**Source records:**
— Start —

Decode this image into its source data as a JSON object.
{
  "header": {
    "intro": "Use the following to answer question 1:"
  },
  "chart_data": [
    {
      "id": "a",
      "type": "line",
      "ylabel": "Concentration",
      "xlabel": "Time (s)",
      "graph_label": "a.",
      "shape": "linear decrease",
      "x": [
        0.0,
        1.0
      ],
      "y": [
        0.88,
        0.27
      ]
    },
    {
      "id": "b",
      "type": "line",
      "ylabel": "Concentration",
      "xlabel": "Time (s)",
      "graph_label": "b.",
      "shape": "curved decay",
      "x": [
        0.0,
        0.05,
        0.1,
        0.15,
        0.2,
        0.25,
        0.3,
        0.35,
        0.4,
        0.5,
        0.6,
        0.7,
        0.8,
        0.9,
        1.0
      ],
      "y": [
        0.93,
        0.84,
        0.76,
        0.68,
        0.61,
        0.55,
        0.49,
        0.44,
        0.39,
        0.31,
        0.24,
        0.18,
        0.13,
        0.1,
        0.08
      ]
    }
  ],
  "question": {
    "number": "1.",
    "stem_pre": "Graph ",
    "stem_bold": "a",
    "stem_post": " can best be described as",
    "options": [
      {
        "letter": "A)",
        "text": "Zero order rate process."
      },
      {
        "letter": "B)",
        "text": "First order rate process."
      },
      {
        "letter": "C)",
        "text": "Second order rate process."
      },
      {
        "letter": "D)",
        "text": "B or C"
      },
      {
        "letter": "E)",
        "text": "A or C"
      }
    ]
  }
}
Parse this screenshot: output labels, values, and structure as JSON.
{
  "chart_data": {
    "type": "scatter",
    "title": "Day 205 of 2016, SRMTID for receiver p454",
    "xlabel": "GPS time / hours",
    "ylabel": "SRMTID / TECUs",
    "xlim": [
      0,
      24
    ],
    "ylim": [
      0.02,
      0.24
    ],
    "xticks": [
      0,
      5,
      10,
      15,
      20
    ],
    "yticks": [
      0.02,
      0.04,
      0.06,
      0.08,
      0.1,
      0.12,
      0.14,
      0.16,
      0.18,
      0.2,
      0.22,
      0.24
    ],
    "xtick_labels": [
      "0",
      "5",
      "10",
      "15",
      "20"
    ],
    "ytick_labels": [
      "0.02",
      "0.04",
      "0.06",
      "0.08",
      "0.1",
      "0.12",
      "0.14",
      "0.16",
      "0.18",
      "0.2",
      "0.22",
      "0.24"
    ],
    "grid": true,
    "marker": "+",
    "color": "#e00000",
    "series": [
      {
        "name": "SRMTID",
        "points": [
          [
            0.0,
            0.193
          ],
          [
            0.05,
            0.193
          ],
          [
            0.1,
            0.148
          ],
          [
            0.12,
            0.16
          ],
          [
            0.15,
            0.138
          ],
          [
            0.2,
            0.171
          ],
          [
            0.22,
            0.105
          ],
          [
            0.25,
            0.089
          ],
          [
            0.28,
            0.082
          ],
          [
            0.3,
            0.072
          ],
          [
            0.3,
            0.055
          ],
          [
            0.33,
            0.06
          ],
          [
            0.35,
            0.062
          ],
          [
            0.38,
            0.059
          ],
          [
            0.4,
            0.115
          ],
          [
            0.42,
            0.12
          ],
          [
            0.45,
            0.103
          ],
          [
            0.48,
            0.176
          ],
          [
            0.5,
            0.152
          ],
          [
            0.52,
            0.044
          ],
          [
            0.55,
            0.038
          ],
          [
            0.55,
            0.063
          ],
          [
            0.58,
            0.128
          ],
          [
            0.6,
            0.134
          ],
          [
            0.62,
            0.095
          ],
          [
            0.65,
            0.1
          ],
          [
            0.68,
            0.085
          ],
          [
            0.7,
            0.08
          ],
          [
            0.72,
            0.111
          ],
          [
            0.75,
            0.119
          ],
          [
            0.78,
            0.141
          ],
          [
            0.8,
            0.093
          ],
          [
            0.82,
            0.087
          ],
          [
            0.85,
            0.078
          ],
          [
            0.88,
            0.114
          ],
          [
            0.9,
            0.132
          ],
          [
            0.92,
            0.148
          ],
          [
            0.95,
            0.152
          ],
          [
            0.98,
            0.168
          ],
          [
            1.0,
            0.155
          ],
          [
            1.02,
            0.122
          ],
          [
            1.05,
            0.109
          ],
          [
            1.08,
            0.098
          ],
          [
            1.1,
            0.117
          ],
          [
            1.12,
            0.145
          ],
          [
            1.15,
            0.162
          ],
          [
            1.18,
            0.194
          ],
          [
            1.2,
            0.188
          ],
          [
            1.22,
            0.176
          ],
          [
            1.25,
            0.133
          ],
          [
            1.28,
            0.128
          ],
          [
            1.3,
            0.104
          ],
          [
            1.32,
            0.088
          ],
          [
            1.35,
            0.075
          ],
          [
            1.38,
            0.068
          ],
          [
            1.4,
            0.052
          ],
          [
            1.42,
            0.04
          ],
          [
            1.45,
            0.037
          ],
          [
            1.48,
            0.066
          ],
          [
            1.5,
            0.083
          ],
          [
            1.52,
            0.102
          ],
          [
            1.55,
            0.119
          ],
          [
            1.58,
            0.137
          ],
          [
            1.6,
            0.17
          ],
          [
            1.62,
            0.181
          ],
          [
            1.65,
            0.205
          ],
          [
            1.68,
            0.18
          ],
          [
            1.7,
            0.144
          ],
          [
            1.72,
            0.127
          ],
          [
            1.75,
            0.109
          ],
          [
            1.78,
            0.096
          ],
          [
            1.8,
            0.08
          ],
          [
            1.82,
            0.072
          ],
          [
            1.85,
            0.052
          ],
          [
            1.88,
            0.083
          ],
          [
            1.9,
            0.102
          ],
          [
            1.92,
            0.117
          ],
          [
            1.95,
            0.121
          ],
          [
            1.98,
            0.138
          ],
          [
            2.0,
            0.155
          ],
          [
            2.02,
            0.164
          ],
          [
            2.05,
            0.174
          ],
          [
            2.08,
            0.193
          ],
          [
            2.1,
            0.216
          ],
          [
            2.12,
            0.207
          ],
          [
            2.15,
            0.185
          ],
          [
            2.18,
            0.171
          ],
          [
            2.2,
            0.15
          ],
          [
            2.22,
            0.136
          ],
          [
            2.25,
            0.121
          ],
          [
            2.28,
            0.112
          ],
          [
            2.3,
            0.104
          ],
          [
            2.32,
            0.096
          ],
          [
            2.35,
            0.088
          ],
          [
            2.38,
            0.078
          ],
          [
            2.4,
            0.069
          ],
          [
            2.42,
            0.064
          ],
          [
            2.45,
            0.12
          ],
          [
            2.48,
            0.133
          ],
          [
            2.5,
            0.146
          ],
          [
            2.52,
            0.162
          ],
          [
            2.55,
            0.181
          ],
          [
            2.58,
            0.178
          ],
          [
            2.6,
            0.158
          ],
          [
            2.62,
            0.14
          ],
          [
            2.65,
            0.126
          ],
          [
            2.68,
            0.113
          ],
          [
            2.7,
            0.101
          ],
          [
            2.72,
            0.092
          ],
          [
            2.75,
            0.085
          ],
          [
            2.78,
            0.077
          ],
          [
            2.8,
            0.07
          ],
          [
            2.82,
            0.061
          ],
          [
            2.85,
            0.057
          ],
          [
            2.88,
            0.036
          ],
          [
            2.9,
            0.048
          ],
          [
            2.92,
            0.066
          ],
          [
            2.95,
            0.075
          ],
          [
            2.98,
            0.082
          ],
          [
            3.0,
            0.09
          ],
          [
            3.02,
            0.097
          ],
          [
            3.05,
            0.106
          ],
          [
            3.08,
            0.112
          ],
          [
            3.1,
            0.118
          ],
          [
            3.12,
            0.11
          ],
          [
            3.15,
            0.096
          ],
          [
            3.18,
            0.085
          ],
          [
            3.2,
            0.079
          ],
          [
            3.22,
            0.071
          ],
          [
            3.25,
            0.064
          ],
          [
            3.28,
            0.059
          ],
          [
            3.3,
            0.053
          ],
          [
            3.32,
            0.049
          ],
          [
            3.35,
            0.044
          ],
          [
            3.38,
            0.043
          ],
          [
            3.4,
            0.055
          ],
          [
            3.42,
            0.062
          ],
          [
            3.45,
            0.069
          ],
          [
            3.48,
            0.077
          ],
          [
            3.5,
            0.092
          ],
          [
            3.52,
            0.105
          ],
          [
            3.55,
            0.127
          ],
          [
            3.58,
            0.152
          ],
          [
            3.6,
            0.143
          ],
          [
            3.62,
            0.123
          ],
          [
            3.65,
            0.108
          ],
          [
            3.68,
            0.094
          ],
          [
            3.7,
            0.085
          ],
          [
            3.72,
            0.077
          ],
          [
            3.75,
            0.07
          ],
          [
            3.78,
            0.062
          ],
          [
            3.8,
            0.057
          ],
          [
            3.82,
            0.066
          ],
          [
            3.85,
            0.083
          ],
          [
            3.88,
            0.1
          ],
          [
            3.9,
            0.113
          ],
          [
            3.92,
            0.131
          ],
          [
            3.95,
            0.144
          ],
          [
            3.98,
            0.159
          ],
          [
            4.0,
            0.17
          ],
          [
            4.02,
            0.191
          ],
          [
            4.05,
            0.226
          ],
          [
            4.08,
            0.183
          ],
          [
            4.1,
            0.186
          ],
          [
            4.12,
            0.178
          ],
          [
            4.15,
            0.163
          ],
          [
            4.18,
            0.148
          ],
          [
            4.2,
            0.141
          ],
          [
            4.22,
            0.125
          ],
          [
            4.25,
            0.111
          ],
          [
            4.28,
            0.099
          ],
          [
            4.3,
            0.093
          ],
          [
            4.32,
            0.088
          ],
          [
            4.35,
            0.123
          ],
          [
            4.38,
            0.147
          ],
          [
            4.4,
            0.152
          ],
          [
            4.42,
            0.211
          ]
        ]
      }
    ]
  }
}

— End —
— Start —

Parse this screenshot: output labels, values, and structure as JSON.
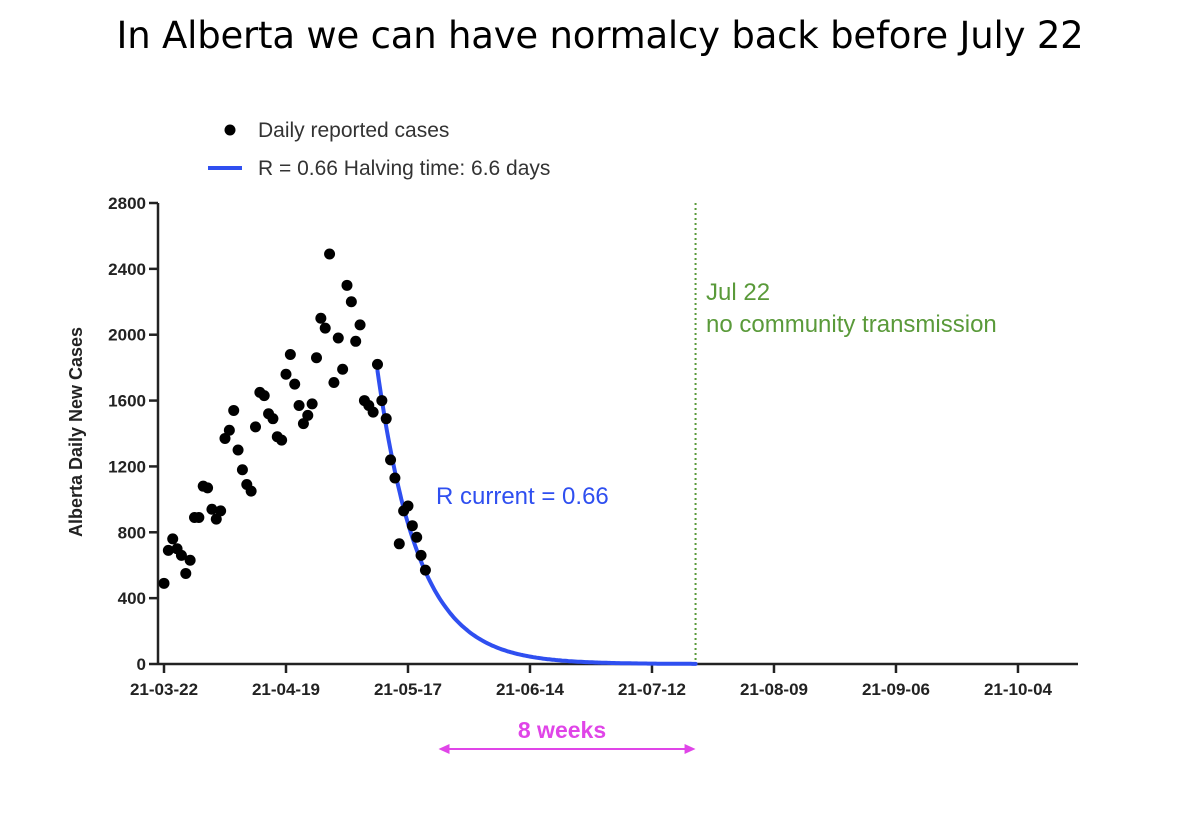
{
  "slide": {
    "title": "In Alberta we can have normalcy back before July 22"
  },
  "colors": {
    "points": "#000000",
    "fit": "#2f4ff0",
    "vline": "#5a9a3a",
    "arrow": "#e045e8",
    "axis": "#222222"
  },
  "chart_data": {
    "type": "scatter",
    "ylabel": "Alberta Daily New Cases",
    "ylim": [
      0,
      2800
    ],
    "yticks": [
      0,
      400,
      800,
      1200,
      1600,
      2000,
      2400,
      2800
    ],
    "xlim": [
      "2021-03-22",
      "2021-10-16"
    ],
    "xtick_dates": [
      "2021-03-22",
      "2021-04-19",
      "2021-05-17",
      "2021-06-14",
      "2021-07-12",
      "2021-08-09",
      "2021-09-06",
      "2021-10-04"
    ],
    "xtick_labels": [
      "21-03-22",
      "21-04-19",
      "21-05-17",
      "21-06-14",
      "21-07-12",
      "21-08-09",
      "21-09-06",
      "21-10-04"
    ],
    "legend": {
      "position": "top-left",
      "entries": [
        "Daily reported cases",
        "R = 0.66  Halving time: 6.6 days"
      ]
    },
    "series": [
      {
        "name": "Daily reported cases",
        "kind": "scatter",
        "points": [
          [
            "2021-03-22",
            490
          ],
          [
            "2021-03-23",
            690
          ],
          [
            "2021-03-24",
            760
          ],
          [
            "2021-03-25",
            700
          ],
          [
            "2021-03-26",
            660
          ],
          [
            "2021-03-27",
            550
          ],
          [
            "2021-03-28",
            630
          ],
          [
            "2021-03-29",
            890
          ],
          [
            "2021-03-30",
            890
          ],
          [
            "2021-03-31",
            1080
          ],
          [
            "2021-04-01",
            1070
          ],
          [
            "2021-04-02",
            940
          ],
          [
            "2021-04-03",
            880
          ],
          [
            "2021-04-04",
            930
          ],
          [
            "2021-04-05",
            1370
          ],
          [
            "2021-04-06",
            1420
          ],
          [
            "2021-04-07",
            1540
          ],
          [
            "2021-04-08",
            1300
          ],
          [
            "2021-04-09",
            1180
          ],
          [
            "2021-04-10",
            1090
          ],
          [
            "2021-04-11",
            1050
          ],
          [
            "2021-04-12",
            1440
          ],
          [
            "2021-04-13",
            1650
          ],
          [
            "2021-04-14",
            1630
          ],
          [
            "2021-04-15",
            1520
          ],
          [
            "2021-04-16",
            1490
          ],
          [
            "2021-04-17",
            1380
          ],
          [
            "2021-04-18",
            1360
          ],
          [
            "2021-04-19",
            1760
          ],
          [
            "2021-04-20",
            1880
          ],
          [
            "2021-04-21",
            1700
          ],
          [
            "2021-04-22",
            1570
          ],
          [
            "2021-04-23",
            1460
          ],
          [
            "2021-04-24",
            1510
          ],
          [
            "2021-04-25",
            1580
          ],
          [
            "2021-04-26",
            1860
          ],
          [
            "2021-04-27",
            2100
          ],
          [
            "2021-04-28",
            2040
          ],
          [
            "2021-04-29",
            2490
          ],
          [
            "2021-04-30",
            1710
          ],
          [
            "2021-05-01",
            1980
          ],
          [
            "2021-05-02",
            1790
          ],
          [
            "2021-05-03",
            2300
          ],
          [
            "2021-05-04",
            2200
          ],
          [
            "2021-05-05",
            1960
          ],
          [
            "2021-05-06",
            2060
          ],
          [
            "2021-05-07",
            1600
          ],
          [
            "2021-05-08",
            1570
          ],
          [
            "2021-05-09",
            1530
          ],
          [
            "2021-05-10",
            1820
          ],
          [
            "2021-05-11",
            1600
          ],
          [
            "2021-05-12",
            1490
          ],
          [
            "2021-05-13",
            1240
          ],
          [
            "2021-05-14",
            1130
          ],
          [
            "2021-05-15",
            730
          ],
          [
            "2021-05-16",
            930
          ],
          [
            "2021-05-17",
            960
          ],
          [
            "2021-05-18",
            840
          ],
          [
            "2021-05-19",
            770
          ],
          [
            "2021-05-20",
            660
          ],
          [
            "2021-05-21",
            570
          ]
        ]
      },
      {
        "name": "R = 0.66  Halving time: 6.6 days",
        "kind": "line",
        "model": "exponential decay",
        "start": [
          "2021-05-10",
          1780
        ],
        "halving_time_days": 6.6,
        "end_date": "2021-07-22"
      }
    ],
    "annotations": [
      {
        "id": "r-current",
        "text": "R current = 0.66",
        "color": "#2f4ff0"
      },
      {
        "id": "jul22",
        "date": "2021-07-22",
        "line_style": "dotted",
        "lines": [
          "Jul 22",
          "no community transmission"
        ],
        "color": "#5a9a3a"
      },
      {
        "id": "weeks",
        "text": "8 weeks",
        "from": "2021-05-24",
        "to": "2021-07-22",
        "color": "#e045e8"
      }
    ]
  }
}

— End —

Check every line of the data, and copy the ones that contain "SRMTID".

    "title": "Day 205 of 2016, SRMTID for receiver p454",
    "ylabel": "SRMTID / TECUs",
        "name": "SRMTID",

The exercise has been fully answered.